▸ Estratto della fonte:
>>

Medicina

Influenza, per neonati e lattanti meglio i cenoni a ‘numero chiuso’

Pediatri in prima linea, in queste ultime settimane, per far fronte all’esponenziale incremento di casi di influenza che si sta verificando tra bambini e ragazzi. “Come era stato previsto, quella di quest’anno è un’influenza particolarmente aggressiva- spiega Valentina Grimaldi, pediatra di famiglia, consigliere Omceo di Roma e coordinatrice della Commissione età evolutiva- Il 70% degli accessi nel mio studio, in questi ultimi giorni, è stata per la febbre alta data dall’influenza”. La sintomatologia caratteristica di questo virus è infatti “febbre alta a insorgenza improvvisa, con picchi anche di 39-40 gradi, che a volte fa fatica a rispondere agli antiepiretici e può durare fino a 5-6 giorni– spiega ancora Grimaldi- e poi raffreddore, qualche sintomo gastro-intestinale, dolori muscolari, mialgie e una tosse molto fastidiosa legata al raffreddore. Si tratta pertanto di una tosse che riguarda le vie alte, da scolo di muco retrofaringeo, quindi non è necessario fare aerosol o particolari terapie se non pulire e soffiare il naso e usare sostanze emollienti e lenitive per la mucosa delle alte vie- spiega ancora la pediatra- Poi, finita la febbre, la tosse residua anche per una settimana-dieci giorni proprio perché il virus ha un’azione irritativa sulle mucose delle vie respiratorie. Ovviamente- aggiunge- è bene consultare il medico se la tosse si accompagna ad altri sintomi, se si vede che il bambino è sofferente e soprattutto se si tratta di bambini molto piccoli o fragili. Ricordo che il primo interlocutore è il pediatra di famiglia e nei giorni festivi, in assenza dei pediatri è bene evitare accessi impropri in pronto soccorso ma laddove necessario rivolgersi agli ambulatori di continuità assistenziale pediatrici chiamati comunemente Ambufest aperti a Roma dalle 10 alle 19 dove turnano i pediatri di famiglia gia da diversi anni”.

<<

▸ Parti dell'esercizio:
A – Stabilisci se le tre affermazioni seguenti concordano con l'articolo sull'influenza nei bambini. Per ciascuna rispondi sì o no e cita le parole decisive del testo. (i) Per la tosse legata all'influenza è necessario fare l'aerosol. (ii) La febbre può durare fino a 5-6 giorni. (iii) A Roma gli Ambufest sono aperti dalle 10 alle 19.
B – Scrivi il seguito dell'articolo sull'influenza nei bambini, cominciando subito dopo la sua ultima frase.

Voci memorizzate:

>>

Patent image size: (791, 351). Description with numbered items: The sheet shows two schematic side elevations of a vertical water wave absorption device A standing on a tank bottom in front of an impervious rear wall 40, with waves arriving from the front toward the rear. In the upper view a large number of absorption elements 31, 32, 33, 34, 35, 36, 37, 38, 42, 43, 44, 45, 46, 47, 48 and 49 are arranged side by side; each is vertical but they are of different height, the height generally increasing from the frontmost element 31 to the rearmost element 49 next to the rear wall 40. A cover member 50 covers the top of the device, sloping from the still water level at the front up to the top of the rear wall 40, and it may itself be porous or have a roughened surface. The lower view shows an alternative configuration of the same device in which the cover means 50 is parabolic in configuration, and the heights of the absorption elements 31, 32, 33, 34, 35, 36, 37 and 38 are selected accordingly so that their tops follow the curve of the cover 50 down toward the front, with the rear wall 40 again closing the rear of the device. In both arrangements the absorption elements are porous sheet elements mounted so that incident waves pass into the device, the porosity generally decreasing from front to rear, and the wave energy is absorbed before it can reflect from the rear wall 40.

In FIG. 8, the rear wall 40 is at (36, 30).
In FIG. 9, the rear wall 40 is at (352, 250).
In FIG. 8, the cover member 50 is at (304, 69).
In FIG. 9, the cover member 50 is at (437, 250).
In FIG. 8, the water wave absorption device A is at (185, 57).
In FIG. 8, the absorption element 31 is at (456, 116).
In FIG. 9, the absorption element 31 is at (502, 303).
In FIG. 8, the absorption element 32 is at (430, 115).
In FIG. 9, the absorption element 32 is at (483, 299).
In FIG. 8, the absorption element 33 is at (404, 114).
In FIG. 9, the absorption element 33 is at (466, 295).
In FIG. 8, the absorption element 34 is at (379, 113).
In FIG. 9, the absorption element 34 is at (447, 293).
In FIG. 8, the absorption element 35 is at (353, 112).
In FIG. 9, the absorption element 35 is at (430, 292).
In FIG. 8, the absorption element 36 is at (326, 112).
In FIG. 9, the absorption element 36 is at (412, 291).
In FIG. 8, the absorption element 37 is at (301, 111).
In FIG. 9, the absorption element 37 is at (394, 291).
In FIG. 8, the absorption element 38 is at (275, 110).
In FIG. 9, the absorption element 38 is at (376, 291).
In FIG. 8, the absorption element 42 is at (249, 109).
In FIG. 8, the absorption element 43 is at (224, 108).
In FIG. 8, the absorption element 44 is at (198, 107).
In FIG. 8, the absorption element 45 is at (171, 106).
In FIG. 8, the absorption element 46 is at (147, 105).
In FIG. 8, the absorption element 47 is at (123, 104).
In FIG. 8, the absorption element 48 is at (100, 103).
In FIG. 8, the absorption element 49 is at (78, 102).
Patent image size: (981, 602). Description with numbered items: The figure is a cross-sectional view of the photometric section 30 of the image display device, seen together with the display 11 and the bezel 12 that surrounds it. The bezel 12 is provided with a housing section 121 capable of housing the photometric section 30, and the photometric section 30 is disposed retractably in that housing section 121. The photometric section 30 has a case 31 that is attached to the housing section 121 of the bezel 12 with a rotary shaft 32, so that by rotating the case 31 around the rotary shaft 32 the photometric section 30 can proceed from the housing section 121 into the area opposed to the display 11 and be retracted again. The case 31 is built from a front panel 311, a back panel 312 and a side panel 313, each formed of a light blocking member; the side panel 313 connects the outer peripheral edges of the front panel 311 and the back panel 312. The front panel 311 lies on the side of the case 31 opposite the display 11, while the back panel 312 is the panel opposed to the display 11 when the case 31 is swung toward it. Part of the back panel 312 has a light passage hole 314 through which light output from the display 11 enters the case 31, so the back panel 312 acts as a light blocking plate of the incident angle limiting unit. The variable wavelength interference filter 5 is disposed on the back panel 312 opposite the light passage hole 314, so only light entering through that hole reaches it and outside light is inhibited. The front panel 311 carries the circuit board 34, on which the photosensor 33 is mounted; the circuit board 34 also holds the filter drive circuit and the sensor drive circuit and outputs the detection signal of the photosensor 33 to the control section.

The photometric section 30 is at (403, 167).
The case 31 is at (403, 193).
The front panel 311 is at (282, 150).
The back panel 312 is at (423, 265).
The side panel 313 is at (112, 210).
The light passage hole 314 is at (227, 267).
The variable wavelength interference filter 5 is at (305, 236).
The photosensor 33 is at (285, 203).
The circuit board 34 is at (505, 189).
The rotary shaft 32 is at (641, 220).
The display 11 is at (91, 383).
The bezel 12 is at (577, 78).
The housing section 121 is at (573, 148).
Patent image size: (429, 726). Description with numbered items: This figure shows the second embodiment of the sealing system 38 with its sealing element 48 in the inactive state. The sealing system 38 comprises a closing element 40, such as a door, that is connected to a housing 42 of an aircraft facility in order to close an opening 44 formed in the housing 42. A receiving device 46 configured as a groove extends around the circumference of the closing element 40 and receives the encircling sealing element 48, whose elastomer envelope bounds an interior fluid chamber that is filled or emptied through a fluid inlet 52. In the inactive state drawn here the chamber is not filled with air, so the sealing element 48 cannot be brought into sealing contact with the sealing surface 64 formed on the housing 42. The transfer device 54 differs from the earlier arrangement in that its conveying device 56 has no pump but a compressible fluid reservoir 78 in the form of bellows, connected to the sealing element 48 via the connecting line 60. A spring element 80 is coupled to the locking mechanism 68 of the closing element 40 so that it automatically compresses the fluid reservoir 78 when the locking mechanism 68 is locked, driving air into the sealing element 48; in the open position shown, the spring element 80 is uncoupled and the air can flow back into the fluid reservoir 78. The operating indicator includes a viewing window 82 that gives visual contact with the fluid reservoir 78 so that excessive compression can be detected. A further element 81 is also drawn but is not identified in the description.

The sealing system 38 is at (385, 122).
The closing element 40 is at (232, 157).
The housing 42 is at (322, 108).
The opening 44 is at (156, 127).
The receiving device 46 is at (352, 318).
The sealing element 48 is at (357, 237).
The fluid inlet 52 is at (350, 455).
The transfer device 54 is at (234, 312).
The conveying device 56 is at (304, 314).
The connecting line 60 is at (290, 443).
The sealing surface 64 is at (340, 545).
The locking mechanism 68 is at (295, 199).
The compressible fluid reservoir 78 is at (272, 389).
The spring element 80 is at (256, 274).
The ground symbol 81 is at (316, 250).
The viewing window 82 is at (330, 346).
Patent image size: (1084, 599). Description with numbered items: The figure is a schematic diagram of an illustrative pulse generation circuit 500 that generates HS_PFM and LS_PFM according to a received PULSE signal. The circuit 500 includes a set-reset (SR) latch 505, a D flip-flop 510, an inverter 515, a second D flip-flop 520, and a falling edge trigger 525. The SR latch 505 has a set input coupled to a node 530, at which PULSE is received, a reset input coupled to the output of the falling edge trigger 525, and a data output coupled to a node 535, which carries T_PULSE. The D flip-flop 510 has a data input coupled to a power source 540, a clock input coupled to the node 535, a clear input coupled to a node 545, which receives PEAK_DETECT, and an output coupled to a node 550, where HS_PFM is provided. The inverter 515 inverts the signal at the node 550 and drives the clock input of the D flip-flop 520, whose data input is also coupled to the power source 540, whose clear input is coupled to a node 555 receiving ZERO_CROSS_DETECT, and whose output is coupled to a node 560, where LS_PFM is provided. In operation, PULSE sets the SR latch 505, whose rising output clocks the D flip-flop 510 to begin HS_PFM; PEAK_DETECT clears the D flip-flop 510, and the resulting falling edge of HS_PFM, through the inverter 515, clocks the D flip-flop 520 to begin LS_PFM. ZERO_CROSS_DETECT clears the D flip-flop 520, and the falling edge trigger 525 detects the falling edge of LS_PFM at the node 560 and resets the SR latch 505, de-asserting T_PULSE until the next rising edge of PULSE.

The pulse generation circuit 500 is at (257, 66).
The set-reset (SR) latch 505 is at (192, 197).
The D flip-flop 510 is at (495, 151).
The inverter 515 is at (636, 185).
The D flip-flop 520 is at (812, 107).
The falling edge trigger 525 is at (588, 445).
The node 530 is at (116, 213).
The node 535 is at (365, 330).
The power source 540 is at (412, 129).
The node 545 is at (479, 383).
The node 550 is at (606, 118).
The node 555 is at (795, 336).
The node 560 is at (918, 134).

<<

▸ Risposte all'esercizio:
A –
(i) No: "non è necessario fare aerosol o particolari terapie se non pulire e soffiare il naso e usare sostanze emollienti e lenitive per la mucosa delle alte vie".
(ii) Sì: "può durare fino a 5-6 giorni".
(iii) Sì: "aperti a Roma dalle 10 alle 19".

B –
“Inoltre- aggiunge la pediatra- quest’anno l’influenza sta colpendo anche tanti ragazzi tra i 12 e i 14 anni, una fascia di popolazione che normalmente non è così sensibile al virus”. A confermare la diffusione del virus sono anche i tamponi che i pediatri eseguono nei propri studi “facciamo dei test multipli rapidi per confermare la presenza del virus influenzale perché in questo periodo ci sono anche casi di Covid, virus respiratorio sinciziale ecc. che possono avere sintomatologia simile e proprio i test ci stanno confermando che la stragrande maggioranza di casi è legata all’influenza A, anche se non sono rare le coinfezioni ossia la presenza di più virus”, dice Grimaldi. Un virus influenzale che nella sua variante K sta colpendo anche una parte della popolazione vaccinata “purtroppo la variante k sfugge un po’ alla protezione vaccinale in quanto si è sviluppata dopo la realizzazione dei vaccini- spiega Grimaldi- però spesso i sintomi sono meno aggressivi e il quadro sintomatico si risolve più rapidamente”.
Se questo è il quadro pre-natalizio, con l’arrivo imminente dei giorni di festa e le immancabili riunioni familiari, l’attesa è che la circolazione del virus possa avere un’impennata. “Non vogliamo scoraggiare gli incontri familiari che sono fondamentali per il benessere sociale altrettanto importante di quello fisico però- dice Grimaldi- mi sento di raccomandare cenoni ‘a numero chiuso’ soprattutto per i bambini molto piccoli, i lattanti, i neonati, i prematuri, per i più fragili per i quali è importante avere qualche accortezza in più. Dunque sarebbe importante organizzare pranzi e cene con un numero limitato di persone e accertarsi che non ci siano parenti o amici con tosse e raffreddore. Ovviamente arieggiare bene gli ambienti e cercare di mantenere le buone norme igieniche, consigli da seguire più che mai in questo momento dell’anno”, sottolinea la pediatra.